(Entries with figure data)
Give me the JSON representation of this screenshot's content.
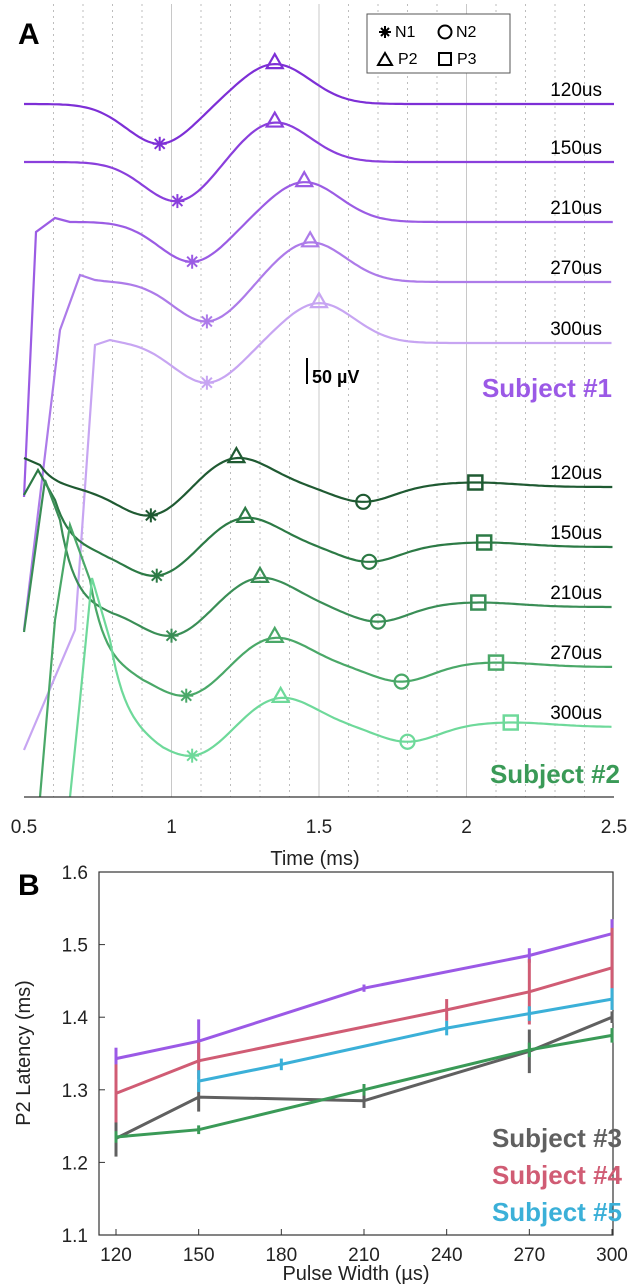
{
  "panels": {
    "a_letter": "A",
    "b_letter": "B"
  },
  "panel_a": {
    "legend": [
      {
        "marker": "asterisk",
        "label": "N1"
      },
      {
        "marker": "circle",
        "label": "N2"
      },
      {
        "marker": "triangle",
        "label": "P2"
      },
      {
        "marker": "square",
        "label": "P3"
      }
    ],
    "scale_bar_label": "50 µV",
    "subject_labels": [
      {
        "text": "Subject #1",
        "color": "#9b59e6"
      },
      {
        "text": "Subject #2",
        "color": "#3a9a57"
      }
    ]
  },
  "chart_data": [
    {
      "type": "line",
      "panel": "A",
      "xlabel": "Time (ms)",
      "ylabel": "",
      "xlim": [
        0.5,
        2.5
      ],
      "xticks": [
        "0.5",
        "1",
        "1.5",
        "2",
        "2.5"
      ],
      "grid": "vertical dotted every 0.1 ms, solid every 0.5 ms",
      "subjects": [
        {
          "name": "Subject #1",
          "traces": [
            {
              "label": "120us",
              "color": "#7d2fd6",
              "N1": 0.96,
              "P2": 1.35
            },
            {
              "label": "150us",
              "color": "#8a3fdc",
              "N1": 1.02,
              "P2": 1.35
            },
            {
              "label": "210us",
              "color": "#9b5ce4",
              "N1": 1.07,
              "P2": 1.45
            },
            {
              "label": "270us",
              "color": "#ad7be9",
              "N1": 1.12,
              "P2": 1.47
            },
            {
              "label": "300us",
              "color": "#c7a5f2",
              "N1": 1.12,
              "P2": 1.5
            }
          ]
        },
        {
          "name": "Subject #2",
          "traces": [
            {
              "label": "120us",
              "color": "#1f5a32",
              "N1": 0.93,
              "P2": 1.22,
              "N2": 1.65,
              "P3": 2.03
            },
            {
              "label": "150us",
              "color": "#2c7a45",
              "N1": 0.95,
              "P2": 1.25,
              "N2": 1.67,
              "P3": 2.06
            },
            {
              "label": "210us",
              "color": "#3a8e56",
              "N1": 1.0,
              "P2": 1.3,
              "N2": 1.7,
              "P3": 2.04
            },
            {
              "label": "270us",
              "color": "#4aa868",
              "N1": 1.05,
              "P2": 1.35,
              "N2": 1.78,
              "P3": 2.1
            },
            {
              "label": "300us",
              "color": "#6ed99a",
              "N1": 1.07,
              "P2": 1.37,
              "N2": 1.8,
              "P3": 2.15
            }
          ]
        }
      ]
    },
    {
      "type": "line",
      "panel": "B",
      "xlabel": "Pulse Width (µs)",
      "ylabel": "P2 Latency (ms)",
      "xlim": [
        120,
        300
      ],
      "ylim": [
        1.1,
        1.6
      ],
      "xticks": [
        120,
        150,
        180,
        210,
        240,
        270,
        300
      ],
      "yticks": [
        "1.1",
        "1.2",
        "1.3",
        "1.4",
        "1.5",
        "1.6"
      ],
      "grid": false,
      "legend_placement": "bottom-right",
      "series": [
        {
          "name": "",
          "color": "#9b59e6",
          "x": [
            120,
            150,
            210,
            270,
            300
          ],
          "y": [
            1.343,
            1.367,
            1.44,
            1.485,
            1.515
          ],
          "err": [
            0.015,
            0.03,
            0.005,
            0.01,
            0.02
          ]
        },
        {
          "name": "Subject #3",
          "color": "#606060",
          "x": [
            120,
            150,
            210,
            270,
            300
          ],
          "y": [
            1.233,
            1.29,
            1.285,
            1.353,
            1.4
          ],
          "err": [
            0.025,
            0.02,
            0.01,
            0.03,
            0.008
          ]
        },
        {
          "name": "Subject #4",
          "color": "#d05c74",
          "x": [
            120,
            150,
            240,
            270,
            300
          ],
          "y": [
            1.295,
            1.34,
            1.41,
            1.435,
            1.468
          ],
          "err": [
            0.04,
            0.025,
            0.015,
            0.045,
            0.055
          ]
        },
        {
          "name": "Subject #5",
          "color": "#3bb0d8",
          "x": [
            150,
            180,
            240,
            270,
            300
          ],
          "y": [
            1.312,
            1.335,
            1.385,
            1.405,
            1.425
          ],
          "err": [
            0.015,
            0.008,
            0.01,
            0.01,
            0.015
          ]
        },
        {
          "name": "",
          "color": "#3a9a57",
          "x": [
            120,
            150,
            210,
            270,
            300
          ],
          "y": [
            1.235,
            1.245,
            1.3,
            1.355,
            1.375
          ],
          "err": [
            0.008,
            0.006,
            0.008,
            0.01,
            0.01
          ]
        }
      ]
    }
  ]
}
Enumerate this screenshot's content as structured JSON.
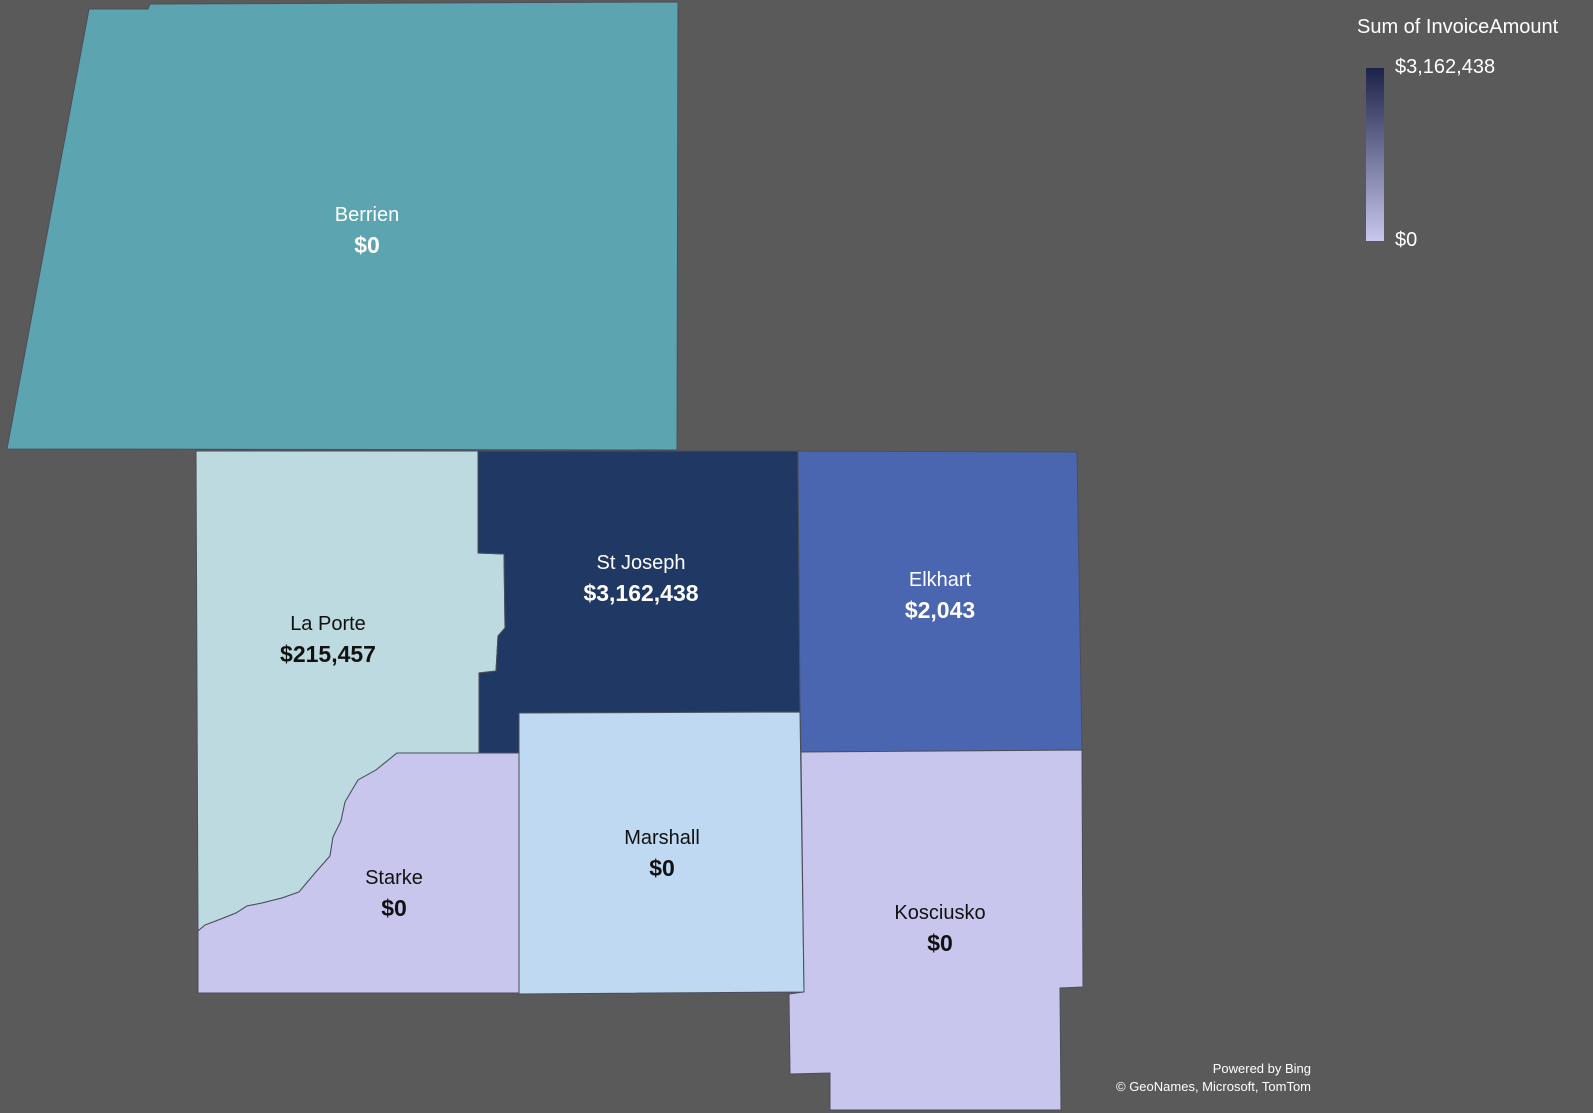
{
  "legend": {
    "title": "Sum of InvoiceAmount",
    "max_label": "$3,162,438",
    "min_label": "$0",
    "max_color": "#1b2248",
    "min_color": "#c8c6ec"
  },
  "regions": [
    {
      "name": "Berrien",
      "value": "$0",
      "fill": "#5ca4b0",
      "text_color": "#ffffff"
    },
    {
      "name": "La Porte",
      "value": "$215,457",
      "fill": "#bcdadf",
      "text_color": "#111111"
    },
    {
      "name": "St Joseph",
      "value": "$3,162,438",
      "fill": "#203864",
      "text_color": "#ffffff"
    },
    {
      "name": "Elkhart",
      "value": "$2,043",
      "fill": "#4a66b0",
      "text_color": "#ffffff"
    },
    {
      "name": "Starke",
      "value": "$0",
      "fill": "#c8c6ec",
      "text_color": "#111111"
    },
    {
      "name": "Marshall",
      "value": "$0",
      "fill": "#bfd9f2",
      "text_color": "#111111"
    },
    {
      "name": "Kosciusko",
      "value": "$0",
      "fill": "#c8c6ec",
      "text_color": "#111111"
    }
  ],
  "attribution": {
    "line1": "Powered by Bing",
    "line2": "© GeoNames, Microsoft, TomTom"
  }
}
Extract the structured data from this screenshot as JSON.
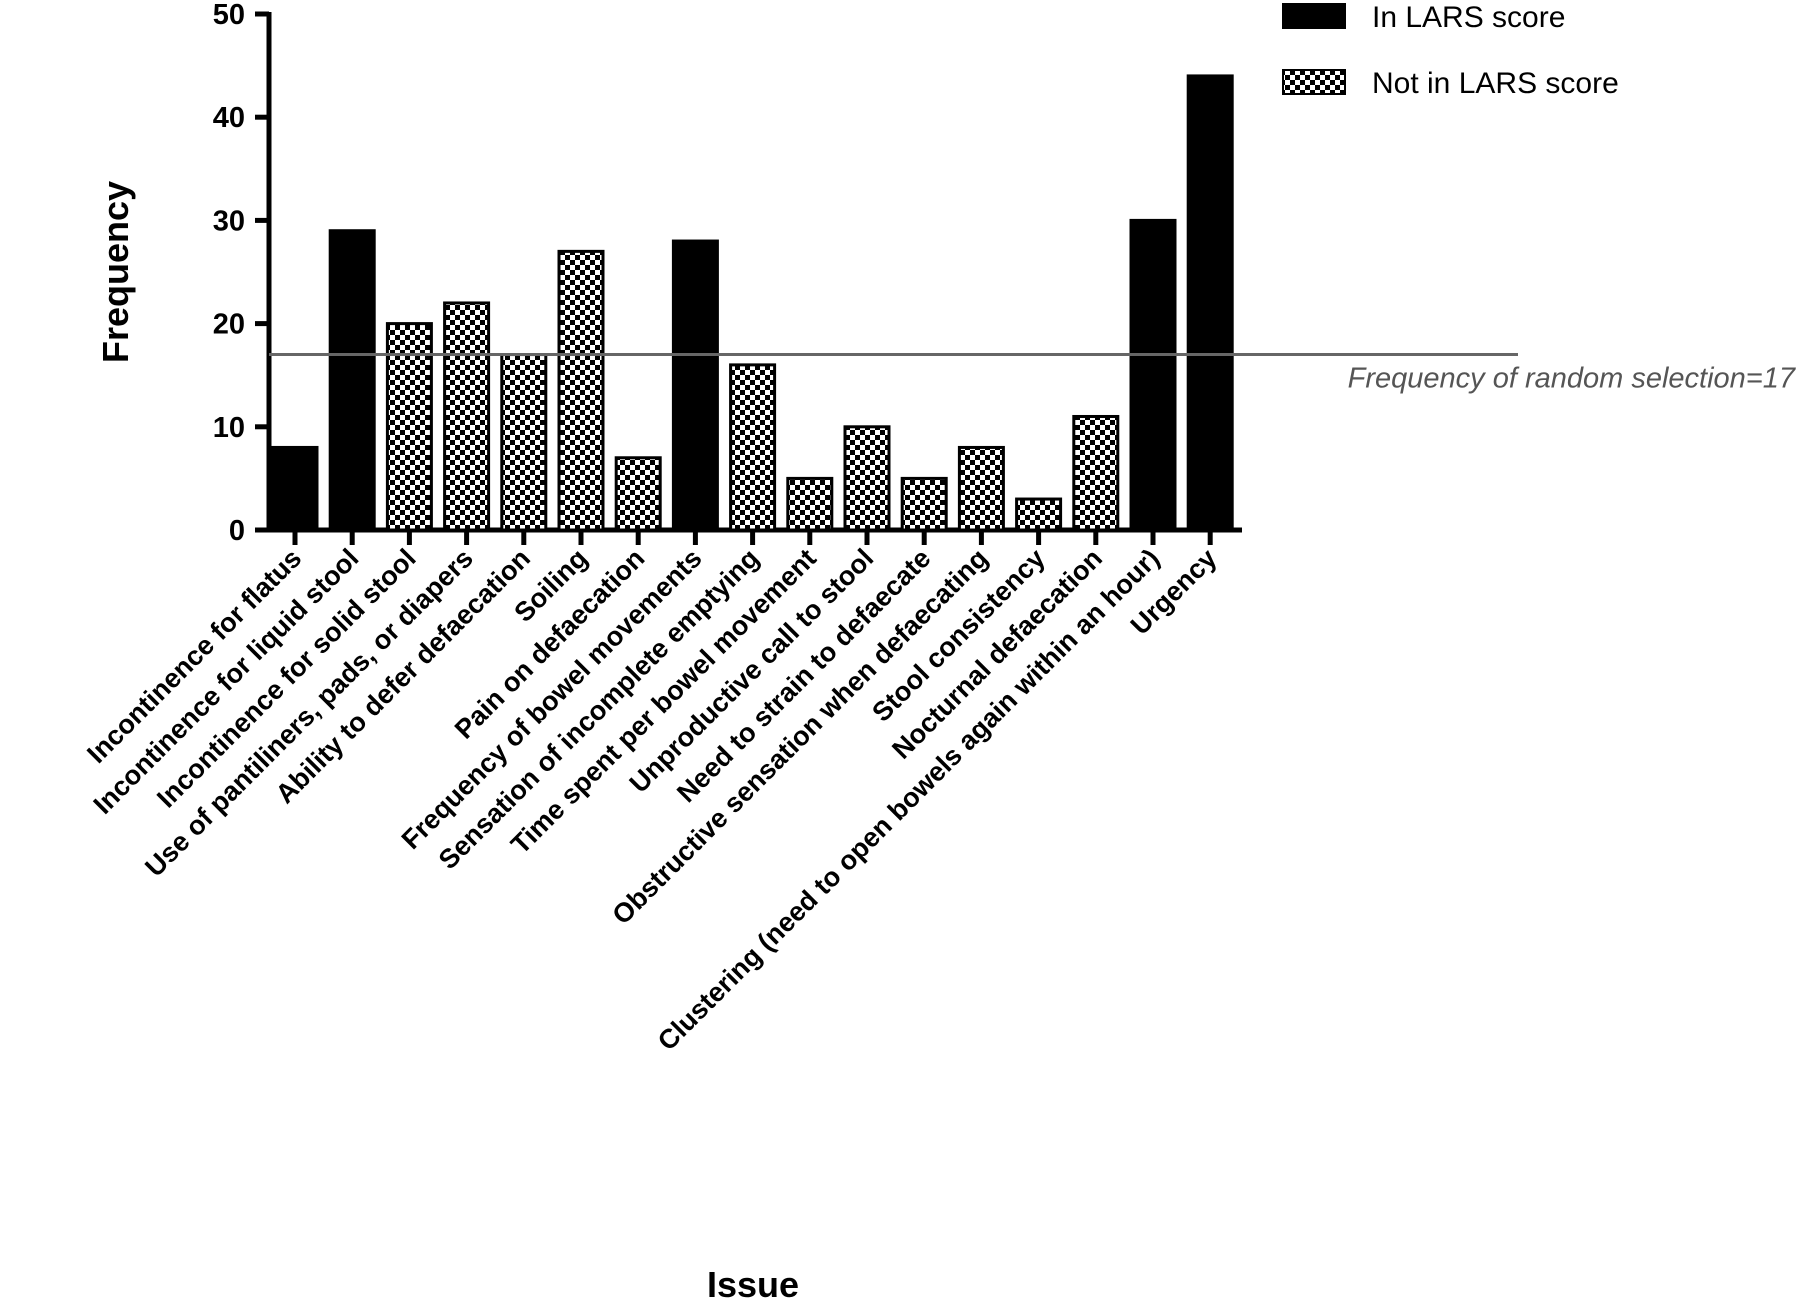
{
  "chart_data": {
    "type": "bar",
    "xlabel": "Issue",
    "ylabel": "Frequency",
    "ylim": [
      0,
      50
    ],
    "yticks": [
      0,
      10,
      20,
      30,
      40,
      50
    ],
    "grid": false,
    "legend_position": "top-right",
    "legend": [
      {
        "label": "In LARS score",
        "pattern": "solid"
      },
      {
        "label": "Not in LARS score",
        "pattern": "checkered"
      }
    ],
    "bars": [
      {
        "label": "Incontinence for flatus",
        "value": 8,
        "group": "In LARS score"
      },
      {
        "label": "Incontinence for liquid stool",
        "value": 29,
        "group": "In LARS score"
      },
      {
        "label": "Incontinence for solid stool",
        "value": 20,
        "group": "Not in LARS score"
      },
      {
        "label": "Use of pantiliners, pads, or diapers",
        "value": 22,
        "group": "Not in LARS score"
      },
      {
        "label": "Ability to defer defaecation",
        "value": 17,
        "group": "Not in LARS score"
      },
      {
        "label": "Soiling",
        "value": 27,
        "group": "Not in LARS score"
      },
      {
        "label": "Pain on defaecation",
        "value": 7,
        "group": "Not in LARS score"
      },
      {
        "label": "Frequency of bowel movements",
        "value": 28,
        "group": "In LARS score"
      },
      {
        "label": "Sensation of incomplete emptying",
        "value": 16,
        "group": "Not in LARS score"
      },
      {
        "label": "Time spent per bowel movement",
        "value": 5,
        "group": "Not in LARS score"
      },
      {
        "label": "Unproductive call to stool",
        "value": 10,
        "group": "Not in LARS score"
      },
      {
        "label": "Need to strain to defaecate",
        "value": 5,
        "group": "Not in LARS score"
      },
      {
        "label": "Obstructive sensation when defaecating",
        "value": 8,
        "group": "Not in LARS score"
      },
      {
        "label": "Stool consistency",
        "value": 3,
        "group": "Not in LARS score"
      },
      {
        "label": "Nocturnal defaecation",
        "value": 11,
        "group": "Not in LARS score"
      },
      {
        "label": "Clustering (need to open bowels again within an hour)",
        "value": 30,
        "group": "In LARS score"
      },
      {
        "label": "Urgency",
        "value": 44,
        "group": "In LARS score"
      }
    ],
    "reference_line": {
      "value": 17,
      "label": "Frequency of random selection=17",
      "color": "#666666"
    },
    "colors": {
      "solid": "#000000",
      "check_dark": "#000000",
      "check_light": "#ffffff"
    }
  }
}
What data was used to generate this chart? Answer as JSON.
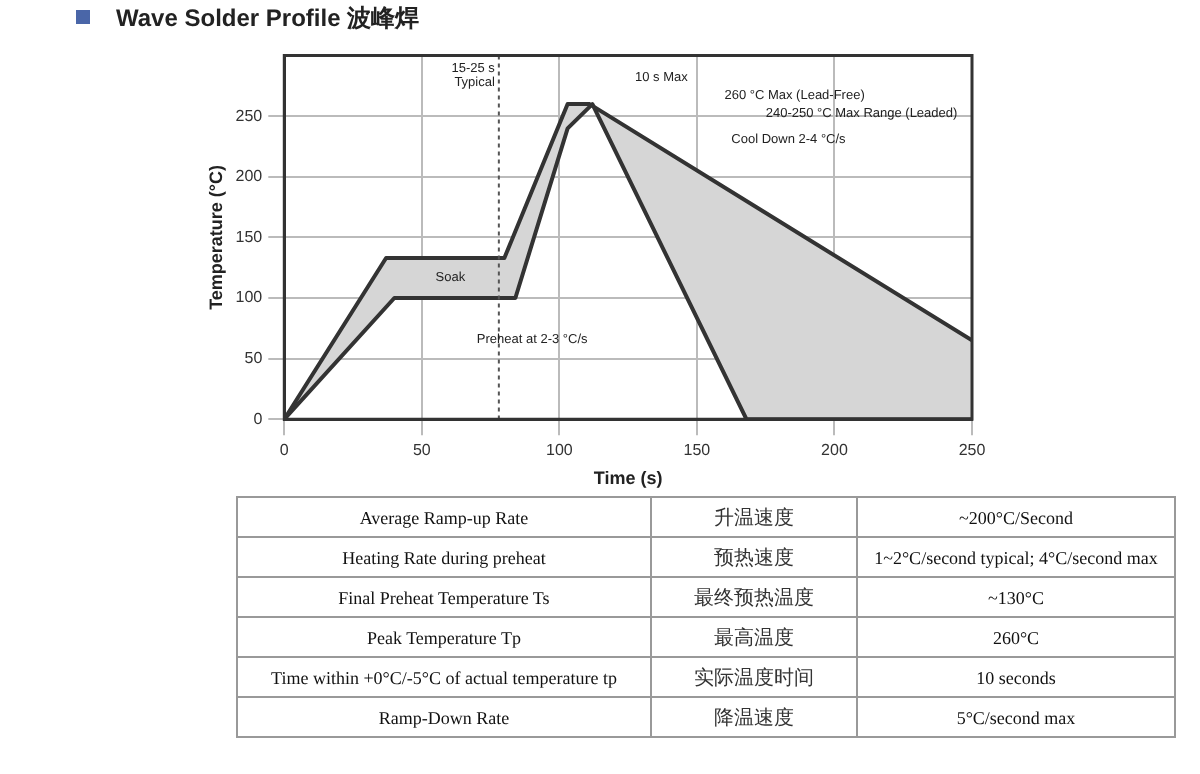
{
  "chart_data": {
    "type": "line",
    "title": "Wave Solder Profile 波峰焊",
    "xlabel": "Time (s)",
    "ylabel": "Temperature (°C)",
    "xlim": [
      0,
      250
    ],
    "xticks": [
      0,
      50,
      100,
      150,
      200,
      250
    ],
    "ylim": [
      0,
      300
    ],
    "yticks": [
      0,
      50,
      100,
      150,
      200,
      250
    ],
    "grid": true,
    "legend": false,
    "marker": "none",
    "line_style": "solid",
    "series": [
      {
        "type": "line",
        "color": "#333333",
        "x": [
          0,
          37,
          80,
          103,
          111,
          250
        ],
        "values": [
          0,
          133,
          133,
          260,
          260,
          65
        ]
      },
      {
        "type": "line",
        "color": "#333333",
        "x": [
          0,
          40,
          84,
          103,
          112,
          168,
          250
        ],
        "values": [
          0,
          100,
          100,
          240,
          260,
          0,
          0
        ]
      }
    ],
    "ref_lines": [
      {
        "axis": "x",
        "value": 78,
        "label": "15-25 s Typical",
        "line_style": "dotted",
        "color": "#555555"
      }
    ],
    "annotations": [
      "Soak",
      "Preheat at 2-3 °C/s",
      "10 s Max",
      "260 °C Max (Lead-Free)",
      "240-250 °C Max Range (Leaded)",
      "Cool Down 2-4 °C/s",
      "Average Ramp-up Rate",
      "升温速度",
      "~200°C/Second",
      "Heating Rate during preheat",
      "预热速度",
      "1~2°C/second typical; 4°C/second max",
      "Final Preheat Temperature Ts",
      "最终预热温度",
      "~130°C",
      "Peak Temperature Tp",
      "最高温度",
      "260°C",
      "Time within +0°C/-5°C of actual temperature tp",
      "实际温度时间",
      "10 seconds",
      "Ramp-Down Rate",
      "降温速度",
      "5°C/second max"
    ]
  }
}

• [Work to be completed]: Select all lines in the listing that include the word "Frequency".

• [The output]:
    "ylabel": "Frequency",
        "label": "Frequency of bowel movements",
      "label": "Frequency of random selection=17",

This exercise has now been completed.